◆ Your task
Work out how many lines of the listing hold "icon", then state only that count.

(Recorded data)
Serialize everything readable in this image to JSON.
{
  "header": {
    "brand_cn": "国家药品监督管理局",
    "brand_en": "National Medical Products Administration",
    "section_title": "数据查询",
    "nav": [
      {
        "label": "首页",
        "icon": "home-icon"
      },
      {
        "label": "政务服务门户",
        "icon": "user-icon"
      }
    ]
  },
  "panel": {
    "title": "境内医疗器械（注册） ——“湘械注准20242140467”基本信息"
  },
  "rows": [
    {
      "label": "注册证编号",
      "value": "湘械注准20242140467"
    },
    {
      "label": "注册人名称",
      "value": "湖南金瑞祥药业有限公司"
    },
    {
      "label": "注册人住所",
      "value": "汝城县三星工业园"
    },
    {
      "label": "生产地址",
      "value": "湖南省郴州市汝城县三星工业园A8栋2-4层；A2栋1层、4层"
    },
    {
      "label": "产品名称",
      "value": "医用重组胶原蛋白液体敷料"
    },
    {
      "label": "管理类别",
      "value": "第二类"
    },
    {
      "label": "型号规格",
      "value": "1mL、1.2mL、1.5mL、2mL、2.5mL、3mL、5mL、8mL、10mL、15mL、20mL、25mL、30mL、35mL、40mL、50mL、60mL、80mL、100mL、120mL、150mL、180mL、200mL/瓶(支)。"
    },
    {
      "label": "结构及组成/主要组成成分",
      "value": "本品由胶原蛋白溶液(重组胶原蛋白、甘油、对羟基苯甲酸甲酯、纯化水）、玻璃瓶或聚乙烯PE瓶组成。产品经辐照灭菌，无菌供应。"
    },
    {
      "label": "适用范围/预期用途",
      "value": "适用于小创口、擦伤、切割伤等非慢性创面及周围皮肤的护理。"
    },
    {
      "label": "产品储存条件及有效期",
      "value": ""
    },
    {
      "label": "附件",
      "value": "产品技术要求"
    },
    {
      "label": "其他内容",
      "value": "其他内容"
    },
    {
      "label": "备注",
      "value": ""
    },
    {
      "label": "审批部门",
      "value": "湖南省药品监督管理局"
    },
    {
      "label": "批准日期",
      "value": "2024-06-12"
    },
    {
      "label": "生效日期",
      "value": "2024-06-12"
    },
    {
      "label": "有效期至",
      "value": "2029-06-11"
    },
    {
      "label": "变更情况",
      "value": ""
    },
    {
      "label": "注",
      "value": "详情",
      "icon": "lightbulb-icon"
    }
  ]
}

◆ Task answer
3